START Dataset content

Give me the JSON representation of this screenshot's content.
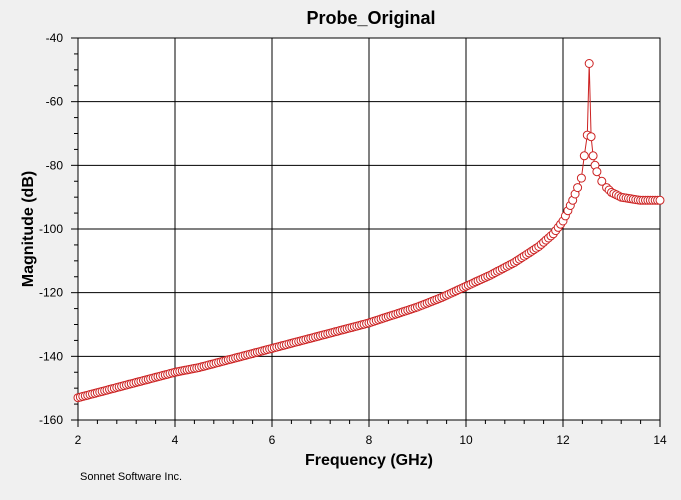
{
  "chart_data": {
    "type": "line",
    "title": "Probe_Original",
    "xlabel": "Frequency (GHz)",
    "ylabel": "Magnitude (dB)",
    "xlim": [
      2,
      14
    ],
    "ylim": [
      -160,
      -40
    ],
    "xticks": [
      2,
      4,
      6,
      8,
      10,
      12,
      14
    ],
    "yticks": [
      -40,
      -60,
      -80,
      -100,
      -120,
      -140,
      -160
    ],
    "grid": true,
    "marker": "open-circle",
    "series_color": "#cc2222",
    "series": [
      {
        "x": [
          2.0,
          2.5,
          3.0,
          3.5,
          4.0,
          4.5,
          5.0,
          5.5,
          6.0,
          6.5,
          7.0,
          7.5,
          8.0,
          8.5,
          9.0,
          9.5,
          10.0,
          10.5,
          11.0,
          11.5,
          11.8,
          12.0,
          12.2,
          12.3,
          12.38,
          12.44,
          12.5,
          12.54,
          12.58,
          12.62,
          12.66,
          12.7,
          12.8,
          12.9,
          13.0,
          13.2,
          13.4,
          13.6,
          13.8,
          14.0
        ],
        "y": [
          -153,
          -151,
          -149,
          -147,
          -145,
          -143.5,
          -141.5,
          -139.5,
          -137.5,
          -135.5,
          -133.5,
          -131.5,
          -129.5,
          -127,
          -124.5,
          -121.5,
          -118,
          -114.5,
          -110.5,
          -105.5,
          -101.5,
          -97.5,
          -91,
          -87,
          -84,
          -77,
          -70.5,
          -48,
          -71,
          -77,
          -80,
          -82,
          -85,
          -87,
          -88.5,
          -90,
          -90.5,
          -91,
          -91,
          -91
        ]
      }
    ]
  },
  "footer": {
    "text": "Sonnet Software Inc."
  }
}
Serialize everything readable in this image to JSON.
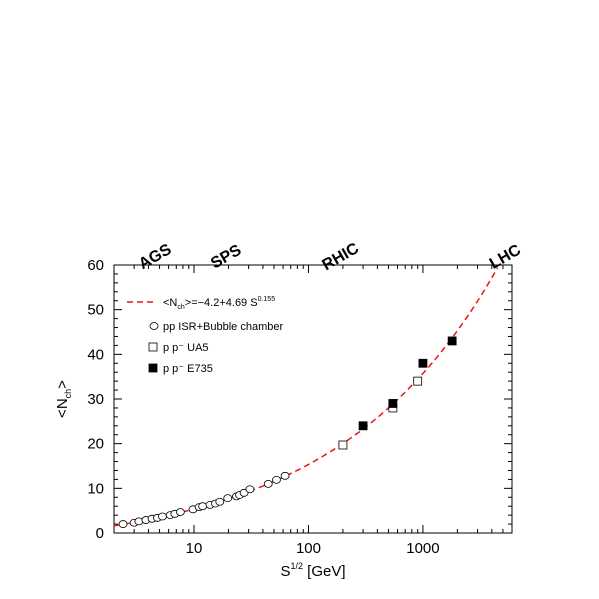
{
  "chart_data": {
    "type": "scatter",
    "xscale": "log",
    "xlim": [
      2,
      6000
    ],
    "ylim": [
      0,
      60
    ],
    "xlabel": "S",
    "xlabel_sup": "1/2",
    "xlabel_unit": "[GeV]",
    "ylabel": "<N",
    "ylabel_sub": "ch",
    "ylabel_end": ">",
    "xticks": [
      {
        "value": 10,
        "label": "10"
      },
      {
        "value": 100,
        "label": "100"
      },
      {
        "value": 1000,
        "label": "1000"
      }
    ],
    "yticks": [
      {
        "value": 0,
        "label": "0"
      },
      {
        "value": 10,
        "label": "10"
      },
      {
        "value": 20,
        "label": "20"
      },
      {
        "value": 30,
        "label": "30"
      },
      {
        "value": 40,
        "label": "40"
      },
      {
        "value": 50,
        "label": "50"
      },
      {
        "value": 60,
        "label": "60"
      }
    ],
    "energy_labels": [
      {
        "label": "AGS",
        "x": 4.8
      },
      {
        "label": "SPS",
        "x": 20
      },
      {
        "label": "RHIC",
        "x": 200
      },
      {
        "label": "LHC",
        "x": 5500
      }
    ],
    "fit": {
      "legend_prefix": "<N",
      "legend_sub": "ch",
      "legend_mid": ">=−4.2+4.69 S",
      "legend_sup": "0.155",
      "a": -4.2,
      "b": 4.69,
      "power": 0.155,
      "x_range": [
        2,
        6000
      ],
      "color": "#e8141c"
    },
    "series": [
      {
        "name": "pp  ISR+Bubble chamber",
        "marker": "circle-open",
        "x": [
          2.4,
          3.0,
          3.3,
          3.8,
          4.3,
          4.8,
          5.3,
          6.2,
          6.8,
          7.6,
          9.8,
          11.1,
          11.9,
          13.8,
          15.4,
          16.8,
          19.7,
          23.5,
          25.0,
          27.4,
          30.8,
          44.5,
          52.5,
          62.5
        ],
        "y": [
          2.0,
          2.3,
          2.6,
          2.9,
          3.2,
          3.4,
          3.7,
          4.0,
          4.3,
          4.7,
          5.3,
          5.8,
          6.0,
          6.3,
          6.6,
          7.0,
          7.8,
          8.2,
          8.5,
          9.0,
          9.8,
          11.0,
          11.9,
          12.8
        ]
      },
      {
        "name": "p p⁻  UA5",
        "marker": "square-open",
        "x": [
          200,
          546,
          900
        ],
        "y": [
          19.7,
          28.0,
          34.0
        ]
      },
      {
        "name": "p p⁻  E735",
        "marker": "square-filled",
        "x": [
          300,
          546,
          1000,
          1800
        ],
        "y": [
          24.0,
          29.0,
          38.0,
          43.0
        ]
      }
    ],
    "grid": false,
    "legend_position": "top-left"
  }
}
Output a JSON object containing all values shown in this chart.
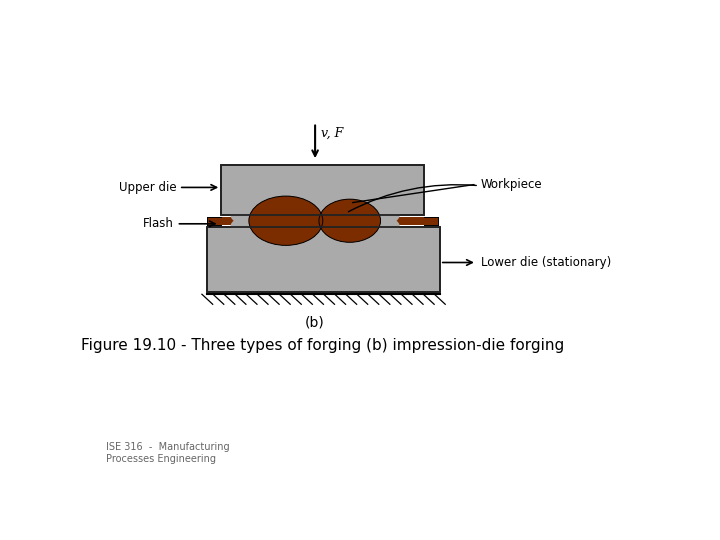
{
  "title": "Figure 19.10 - Three types of forging (b) impression-die forging",
  "subtitle": "ISE 316  -  Manufacturing\nProcesses Engineering",
  "bg_color": "#ffffff",
  "die_color": "#aaaaaa",
  "die_edge_color": "#222222",
  "workpiece_color": "#7B2D00",
  "text_color": "#000000",
  "label_b": "(b)",
  "label_vF": "v, F",
  "label_upper_die": "Upper die",
  "label_flash": "Flash",
  "label_workpiece": "Workpiece",
  "label_lower_die": "Lower die (stationary)"
}
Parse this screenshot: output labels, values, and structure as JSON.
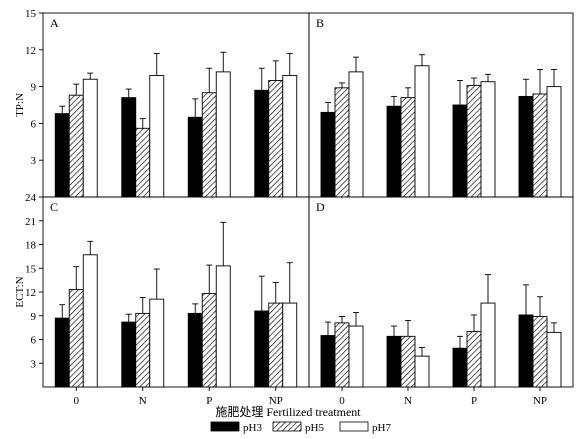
{
  "chart_data": {
    "type": "bar",
    "x_title": "施肥处理 Fertilized treatment",
    "categories": [
      "0",
      "N",
      "P",
      "NP"
    ],
    "legend": [
      {
        "name": "pH3",
        "fill": "solid-black"
      },
      {
        "name": "pH5",
        "fill": "hatched"
      },
      {
        "name": "pH7",
        "fill": "white"
      }
    ],
    "colors": {
      "pH3": "#000000",
      "pH5": "#ffffff",
      "pH7": "#ffffff",
      "axis": "#000000"
    },
    "rows": [
      {
        "ylabel": "TP:N",
        "ylim": [
          0,
          15
        ],
        "yticks": [
          3,
          6,
          9,
          12,
          15
        ],
        "panels": [
          {
            "label": "A",
            "series": [
              {
                "name": "pH3",
                "values": [
                  6.8,
                  8.1,
                  6.5,
                  8.7
                ],
                "errors": [
                  0.6,
                  0.7,
                  1.5,
                  1.8
                ]
              },
              {
                "name": "pH5",
                "values": [
                  8.3,
                  5.6,
                  8.5,
                  9.5
                ],
                "errors": [
                  0.9,
                  0.8,
                  2.0,
                  1.6
                ]
              },
              {
                "name": "pH7",
                "values": [
                  9.6,
                  9.9,
                  10.2,
                  9.9
                ],
                "errors": [
                  0.5,
                  1.8,
                  1.6,
                  1.8
                ]
              }
            ]
          },
          {
            "label": "B",
            "series": [
              {
                "name": "pH3",
                "values": [
                  6.9,
                  7.4,
                  7.5,
                  8.2
                ],
                "errors": [
                  0.8,
                  0.8,
                  2.0,
                  1.4
                ]
              },
              {
                "name": "pH5",
                "values": [
                  8.9,
                  8.1,
                  9.1,
                  8.4
                ],
                "errors": [
                  0.4,
                  0.8,
                  0.6,
                  2.0
                ]
              },
              {
                "name": "pH7",
                "values": [
                  10.2,
                  10.7,
                  9.4,
                  9.0
                ],
                "errors": [
                  1.2,
                  0.9,
                  0.6,
                  1.4
                ]
              }
            ]
          }
        ]
      },
      {
        "ylabel": "ECT:N",
        "ylim": [
          0,
          24
        ],
        "yticks": [
          3,
          6,
          9,
          12,
          15,
          18,
          21,
          24
        ],
        "panels": [
          {
            "label": "C",
            "series": [
              {
                "name": "pH3",
                "values": [
                  8.7,
                  8.2,
                  9.3,
                  9.6
                ],
                "errors": [
                  1.7,
                  1.0,
                  1.2,
                  4.4
                ]
              },
              {
                "name": "pH5",
                "values": [
                  12.3,
                  9.3,
                  11.8,
                  10.6
                ],
                "errors": [
                  2.9,
                  2.0,
                  3.6,
                  2.6
                ]
              },
              {
                "name": "pH7",
                "values": [
                  16.7,
                  11.1,
                  15.3,
                  10.6
                ],
                "errors": [
                  1.7,
                  3.8,
                  5.5,
                  5.1
                ]
              }
            ]
          },
          {
            "label": "D",
            "series": [
              {
                "name": "pH3",
                "values": [
                  6.5,
                  6.4,
                  4.9,
                  9.1
                ],
                "errors": [
                  1.7,
                  1.3,
                  1.5,
                  3.8
                ]
              },
              {
                "name": "pH5",
                "values": [
                  8.1,
                  6.4,
                  7.0,
                  8.9
                ],
                "errors": [
                  0.8,
                  2.0,
                  2.1,
                  2.5
                ]
              },
              {
                "name": "pH7",
                "values": [
                  7.7,
                  3.9,
                  10.6,
                  6.9
                ],
                "errors": [
                  1.7,
                  1.1,
                  3.6,
                  1.2
                ]
              }
            ]
          }
        ]
      }
    ]
  }
}
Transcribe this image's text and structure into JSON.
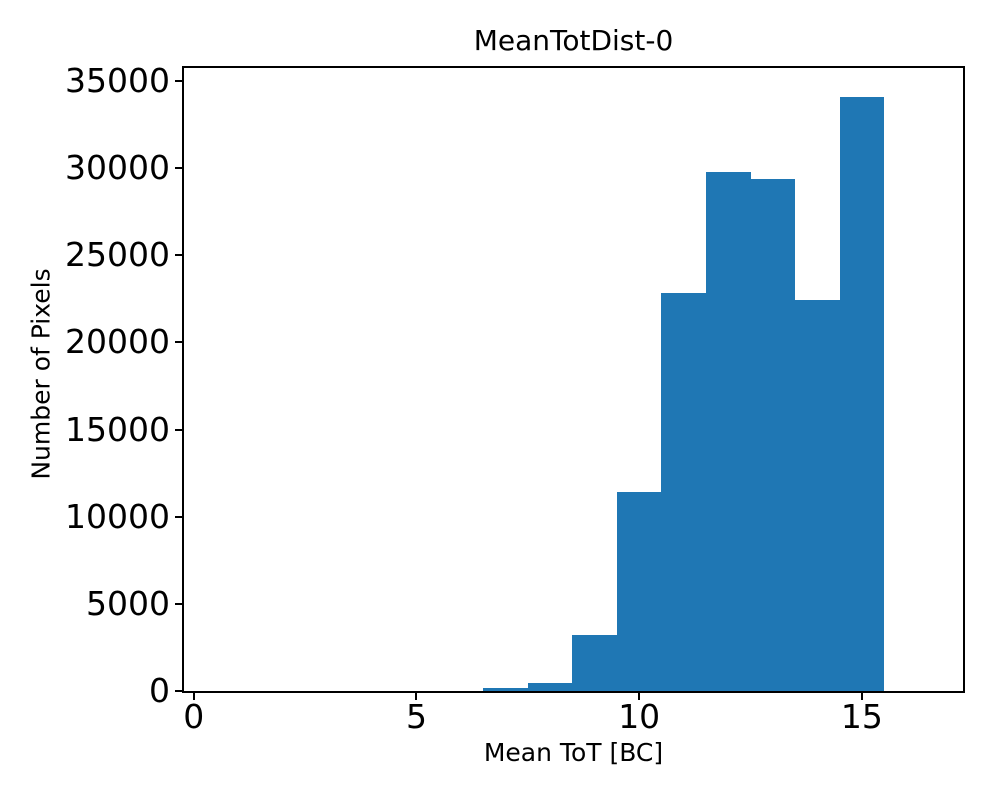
{
  "figure": {
    "title": "MeanTotDist-0",
    "xlabel": "Mean ToT [BC]",
    "ylabel": "Number of Pixels",
    "background_color": "#ffffff",
    "text_color": "#000000"
  },
  "chart_data": {
    "type": "bar",
    "subtype": "histogram",
    "title": "MeanTotDist-0",
    "xlabel": "Mean ToT [BC]",
    "ylabel": "Number of Pixels",
    "bar_color": "#1f77b4",
    "bin_edges": [
      6.5,
      7.5,
      8.5,
      9.5,
      10.5,
      11.5,
      12.5,
      13.5,
      14.5,
      15.5
    ],
    "counts": [
      180,
      450,
      3200,
      11400,
      22850,
      29800,
      29400,
      22450,
      34100
    ],
    "xticks": [
      0,
      5,
      10,
      15
    ],
    "yticks": [
      0,
      5000,
      10000,
      15000,
      20000,
      25000,
      30000,
      35000
    ],
    "xlim": [
      -0.22,
      17.27
    ],
    "ylim": [
      0,
      35750
    ],
    "grid": false,
    "legend": null
  }
}
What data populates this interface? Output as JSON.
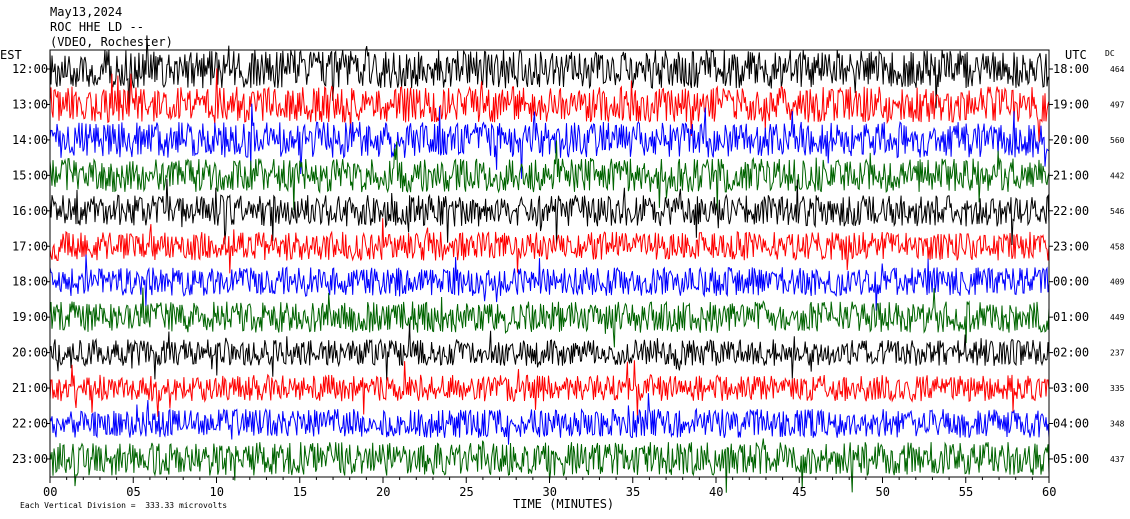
{
  "header": {
    "date": "May13,2024",
    "station": "ROC HHE LD --",
    "location": "(VDEO, Rochester)"
  },
  "footer": {
    "scale_note": "Each Vertical Division =  333.33 microvolts"
  },
  "chart_data": {
    "type": "line",
    "title": "",
    "xlabel": "TIME (MINUTES)",
    "left_axis_label": "EST",
    "right_axis_label": "UTC",
    "dc_label": "DC",
    "xlim": [
      0,
      60
    ],
    "x_ticks": [
      "00",
      "05",
      "10",
      "15",
      "20",
      "25",
      "30",
      "35",
      "40",
      "45",
      "50",
      "55",
      "60"
    ],
    "grid": false,
    "colors": [
      "#000000",
      "#ff0000",
      "#0000ff",
      "#006400"
    ],
    "rows": [
      {
        "est": "12:00",
        "utc": "18:00",
        "dc": "464",
        "amp": 1.6
      },
      {
        "est": "13:00",
        "utc": "19:00",
        "dc": "497",
        "amp": 1.5
      },
      {
        "est": "14:00",
        "utc": "20:00",
        "dc": "560",
        "amp": 1.5
      },
      {
        "est": "15:00",
        "utc": "21:00",
        "dc": "442",
        "amp": 1.4
      },
      {
        "est": "16:00",
        "utc": "22:00",
        "dc": "546",
        "amp": 1.3
      },
      {
        "est": "17:00",
        "utc": "23:00",
        "dc": "458",
        "amp": 1.2
      },
      {
        "est": "18:00",
        "utc": "00:00",
        "dc": "409",
        "amp": 1.2
      },
      {
        "est": "19:00",
        "utc": "01:00",
        "dc": "449",
        "amp": 1.3
      },
      {
        "est": "20:00",
        "utc": "02:00",
        "dc": "237",
        "amp": 1.1
      },
      {
        "est": "21:00",
        "utc": "03:00",
        "dc": "335",
        "amp": 1.1
      },
      {
        "est": "22:00",
        "utc": "04:00",
        "dc": "348",
        "amp": 1.2
      },
      {
        "est": "23:00",
        "utc": "05:00",
        "dc": "437",
        "amp": 1.4
      }
    ]
  }
}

END Dataset content

* [Exercise brief] Within the data above, pick out all lines holding the word "structure".

* [Exercise output]
Parse this screenshot: output labels, values, and structure as JSON.
Transcribe this image's text and structure into JSON.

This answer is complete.